#### [Task brief]
Give only the number of lines in the data that contain the word "ГОСТ".

* START *

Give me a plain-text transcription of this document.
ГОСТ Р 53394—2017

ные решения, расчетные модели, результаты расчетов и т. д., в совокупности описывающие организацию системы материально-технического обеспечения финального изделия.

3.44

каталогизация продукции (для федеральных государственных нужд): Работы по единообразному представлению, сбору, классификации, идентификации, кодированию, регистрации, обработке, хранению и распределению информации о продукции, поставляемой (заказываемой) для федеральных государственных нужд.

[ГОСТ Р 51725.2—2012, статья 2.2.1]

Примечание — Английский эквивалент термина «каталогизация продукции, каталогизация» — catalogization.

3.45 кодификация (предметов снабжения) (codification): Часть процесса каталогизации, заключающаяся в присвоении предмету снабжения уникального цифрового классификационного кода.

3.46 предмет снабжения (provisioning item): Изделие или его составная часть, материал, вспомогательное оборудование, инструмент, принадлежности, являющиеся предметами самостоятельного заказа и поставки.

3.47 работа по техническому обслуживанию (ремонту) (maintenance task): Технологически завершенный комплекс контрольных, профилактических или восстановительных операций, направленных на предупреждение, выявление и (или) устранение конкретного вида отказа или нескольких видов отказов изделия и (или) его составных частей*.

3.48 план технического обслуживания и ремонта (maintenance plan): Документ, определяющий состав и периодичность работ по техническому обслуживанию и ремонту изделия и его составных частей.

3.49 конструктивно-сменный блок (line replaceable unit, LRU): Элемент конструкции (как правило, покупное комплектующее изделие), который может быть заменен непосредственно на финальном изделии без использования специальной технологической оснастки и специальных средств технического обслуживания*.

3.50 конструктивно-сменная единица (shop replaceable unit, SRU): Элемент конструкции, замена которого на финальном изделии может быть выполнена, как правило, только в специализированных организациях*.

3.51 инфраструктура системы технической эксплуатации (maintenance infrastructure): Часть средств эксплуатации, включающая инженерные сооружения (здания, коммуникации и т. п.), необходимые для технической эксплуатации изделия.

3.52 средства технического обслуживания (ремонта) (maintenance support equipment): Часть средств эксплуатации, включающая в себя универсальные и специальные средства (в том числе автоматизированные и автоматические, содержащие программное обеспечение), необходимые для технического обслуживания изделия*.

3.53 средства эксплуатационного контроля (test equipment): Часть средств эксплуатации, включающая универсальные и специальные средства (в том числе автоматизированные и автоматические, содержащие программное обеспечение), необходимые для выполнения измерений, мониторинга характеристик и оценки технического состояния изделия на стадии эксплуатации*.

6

* END *

#### [Written response]
2